*Given instruction:* Pull out each line of the data that includes the word "مجدو".

** START Dataset **

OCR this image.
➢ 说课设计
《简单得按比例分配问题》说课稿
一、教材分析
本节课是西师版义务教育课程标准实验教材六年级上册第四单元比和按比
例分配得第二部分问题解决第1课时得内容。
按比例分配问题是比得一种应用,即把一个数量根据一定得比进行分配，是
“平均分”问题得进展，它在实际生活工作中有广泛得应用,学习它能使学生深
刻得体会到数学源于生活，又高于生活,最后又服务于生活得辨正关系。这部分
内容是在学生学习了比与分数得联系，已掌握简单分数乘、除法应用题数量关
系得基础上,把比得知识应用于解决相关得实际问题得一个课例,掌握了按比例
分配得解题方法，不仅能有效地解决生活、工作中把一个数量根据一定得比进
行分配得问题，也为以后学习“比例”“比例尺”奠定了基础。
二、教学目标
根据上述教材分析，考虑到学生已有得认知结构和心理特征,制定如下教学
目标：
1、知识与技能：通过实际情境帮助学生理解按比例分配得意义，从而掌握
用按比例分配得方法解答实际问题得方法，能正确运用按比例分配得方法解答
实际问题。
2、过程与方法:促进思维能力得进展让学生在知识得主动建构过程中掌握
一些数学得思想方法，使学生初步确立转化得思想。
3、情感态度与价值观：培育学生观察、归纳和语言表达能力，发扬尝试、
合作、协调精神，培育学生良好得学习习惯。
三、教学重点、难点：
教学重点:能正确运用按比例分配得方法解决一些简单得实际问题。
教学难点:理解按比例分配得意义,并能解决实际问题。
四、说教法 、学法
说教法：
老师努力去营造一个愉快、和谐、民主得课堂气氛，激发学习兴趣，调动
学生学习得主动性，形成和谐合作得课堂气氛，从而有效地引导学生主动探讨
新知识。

** END Dataset **
** START Dataset **

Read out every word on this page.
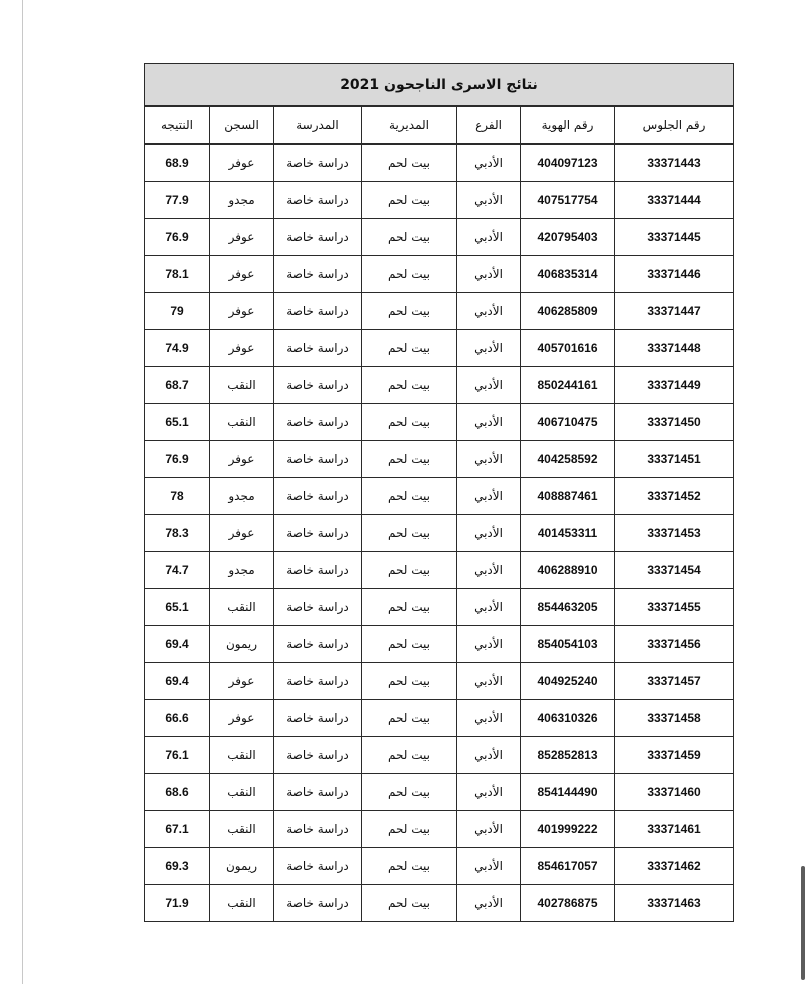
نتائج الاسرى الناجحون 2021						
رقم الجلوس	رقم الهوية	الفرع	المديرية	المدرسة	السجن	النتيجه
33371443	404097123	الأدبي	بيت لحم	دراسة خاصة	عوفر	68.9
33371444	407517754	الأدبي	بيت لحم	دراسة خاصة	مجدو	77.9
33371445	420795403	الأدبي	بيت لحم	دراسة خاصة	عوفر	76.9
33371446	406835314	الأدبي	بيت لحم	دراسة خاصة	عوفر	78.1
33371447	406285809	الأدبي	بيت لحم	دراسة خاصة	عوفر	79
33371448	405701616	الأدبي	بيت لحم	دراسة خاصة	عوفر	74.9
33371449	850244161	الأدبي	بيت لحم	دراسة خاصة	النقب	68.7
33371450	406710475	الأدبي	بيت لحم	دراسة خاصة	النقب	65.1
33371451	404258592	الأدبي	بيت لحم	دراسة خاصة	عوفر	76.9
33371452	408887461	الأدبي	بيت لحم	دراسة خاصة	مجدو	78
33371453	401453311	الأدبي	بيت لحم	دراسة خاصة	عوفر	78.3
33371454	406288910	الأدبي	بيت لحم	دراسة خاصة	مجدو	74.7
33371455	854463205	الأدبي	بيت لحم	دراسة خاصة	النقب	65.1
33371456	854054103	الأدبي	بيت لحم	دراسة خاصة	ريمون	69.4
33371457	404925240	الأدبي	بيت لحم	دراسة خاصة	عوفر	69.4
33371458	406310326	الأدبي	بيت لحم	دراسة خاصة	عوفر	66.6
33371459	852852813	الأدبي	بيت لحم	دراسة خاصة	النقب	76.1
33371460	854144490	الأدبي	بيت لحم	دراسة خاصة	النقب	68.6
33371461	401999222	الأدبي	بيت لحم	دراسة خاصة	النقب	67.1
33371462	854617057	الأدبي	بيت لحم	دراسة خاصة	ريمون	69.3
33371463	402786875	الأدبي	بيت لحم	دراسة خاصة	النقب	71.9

** END Dataset **
** START Dataset **

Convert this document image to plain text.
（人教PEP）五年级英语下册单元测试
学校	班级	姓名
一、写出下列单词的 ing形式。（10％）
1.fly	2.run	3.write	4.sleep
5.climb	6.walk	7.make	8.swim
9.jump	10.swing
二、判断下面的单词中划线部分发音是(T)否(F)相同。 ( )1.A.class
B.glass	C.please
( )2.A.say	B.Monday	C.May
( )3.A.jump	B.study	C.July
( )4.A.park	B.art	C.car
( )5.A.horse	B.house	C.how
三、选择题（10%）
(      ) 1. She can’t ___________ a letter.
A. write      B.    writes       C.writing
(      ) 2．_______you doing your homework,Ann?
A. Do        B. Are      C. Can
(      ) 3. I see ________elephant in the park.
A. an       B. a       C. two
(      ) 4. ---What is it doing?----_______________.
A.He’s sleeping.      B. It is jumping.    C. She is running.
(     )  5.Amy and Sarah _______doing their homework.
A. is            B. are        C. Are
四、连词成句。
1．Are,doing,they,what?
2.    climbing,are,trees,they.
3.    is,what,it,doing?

** END Dataset **

*Final result:*
33371444	407517754	الأدبي	بيت لحم	دراسة خاصة	مجدو	77.9
33371452	408887461	الأدبي	بيت لحم	دراسة خاصة	مجدو	78
33371454	406288910	الأدبي	بيت لحم	دراسة خاصة	مجدو	74.7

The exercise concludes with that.